→ Data shown:
=======
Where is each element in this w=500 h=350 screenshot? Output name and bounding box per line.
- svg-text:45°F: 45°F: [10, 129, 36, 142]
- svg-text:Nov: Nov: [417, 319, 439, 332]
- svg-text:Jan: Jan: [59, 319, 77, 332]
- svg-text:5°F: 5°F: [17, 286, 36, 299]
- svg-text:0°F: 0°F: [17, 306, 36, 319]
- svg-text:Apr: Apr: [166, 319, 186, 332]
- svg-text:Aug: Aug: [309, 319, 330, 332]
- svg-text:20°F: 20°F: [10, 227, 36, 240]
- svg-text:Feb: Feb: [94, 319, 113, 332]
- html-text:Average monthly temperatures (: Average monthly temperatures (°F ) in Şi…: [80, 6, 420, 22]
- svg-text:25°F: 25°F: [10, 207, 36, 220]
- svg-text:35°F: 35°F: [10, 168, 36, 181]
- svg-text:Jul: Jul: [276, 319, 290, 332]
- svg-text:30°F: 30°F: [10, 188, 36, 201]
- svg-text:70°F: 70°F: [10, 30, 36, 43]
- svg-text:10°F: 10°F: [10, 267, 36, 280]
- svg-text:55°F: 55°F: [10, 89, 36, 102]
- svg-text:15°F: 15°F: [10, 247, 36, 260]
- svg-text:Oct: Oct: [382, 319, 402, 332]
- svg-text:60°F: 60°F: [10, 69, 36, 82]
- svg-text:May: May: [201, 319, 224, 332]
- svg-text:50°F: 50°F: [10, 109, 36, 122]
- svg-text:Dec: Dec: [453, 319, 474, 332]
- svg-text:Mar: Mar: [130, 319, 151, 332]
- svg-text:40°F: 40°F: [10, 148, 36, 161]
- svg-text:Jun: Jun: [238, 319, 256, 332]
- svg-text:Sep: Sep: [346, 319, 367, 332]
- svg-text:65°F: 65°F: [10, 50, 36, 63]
=======
→ What you need to do:
Copy out every line of the material above without changing a single character.

→ Full answer:
Where is each element in this w=500 h=350 screenshot? Output name and bounding box per line.
- svg-text:45°F: 45°F: [10, 129, 36, 142]
- svg-text:Nov: Nov: [417, 319, 439, 332]
- svg-text:Jan: Jan: [59, 319, 77, 332]
- svg-text:5°F: 5°F: [17, 286, 36, 299]
- svg-text:0°F: 0°F: [17, 306, 36, 319]
- svg-text:Apr: Apr: [166, 319, 186, 332]
- svg-text:Aug: Aug: [309, 319, 330, 332]
- svg-text:20°F: 20°F: [10, 227, 36, 240]
- svg-text:Feb: Feb: [94, 319, 113, 332]
- html-text:Average monthly temperatures (: Average monthly temperatures (°F ) in Şi…: [80, 6, 420, 22]
- svg-text:25°F: 25°F: [10, 207, 36, 220]
- svg-text:35°F: 35°F: [10, 168, 36, 181]
- svg-text:Jul: Jul: [276, 319, 290, 332]
- svg-text:30°F: 30°F: [10, 188, 36, 201]
- svg-text:70°F: 70°F: [10, 30, 36, 43]
- svg-text:10°F: 10°F: [10, 267, 36, 280]
- svg-text:55°F: 55°F: [10, 89, 36, 102]
- svg-text:15°F: 15°F: [10, 247, 36, 260]
- svg-text:Oct: Oct: [382, 319, 402, 332]
- svg-text:60°F: 60°F: [10, 69, 36, 82]
- svg-text:May: May: [201, 319, 224, 332]
- svg-text:50°F: 50°F: [10, 109, 36, 122]
- svg-text:Dec: Dec: [453, 319, 474, 332]
- svg-text:Mar: Mar: [130, 319, 151, 332]
- svg-text:40°F: 40°F: [10, 148, 36, 161]
- svg-text:Jun: Jun: [238, 319, 256, 332]
- svg-text:Sep: Sep: [346, 319, 367, 332]
- svg-text:65°F: 65°F: [10, 50, 36, 63]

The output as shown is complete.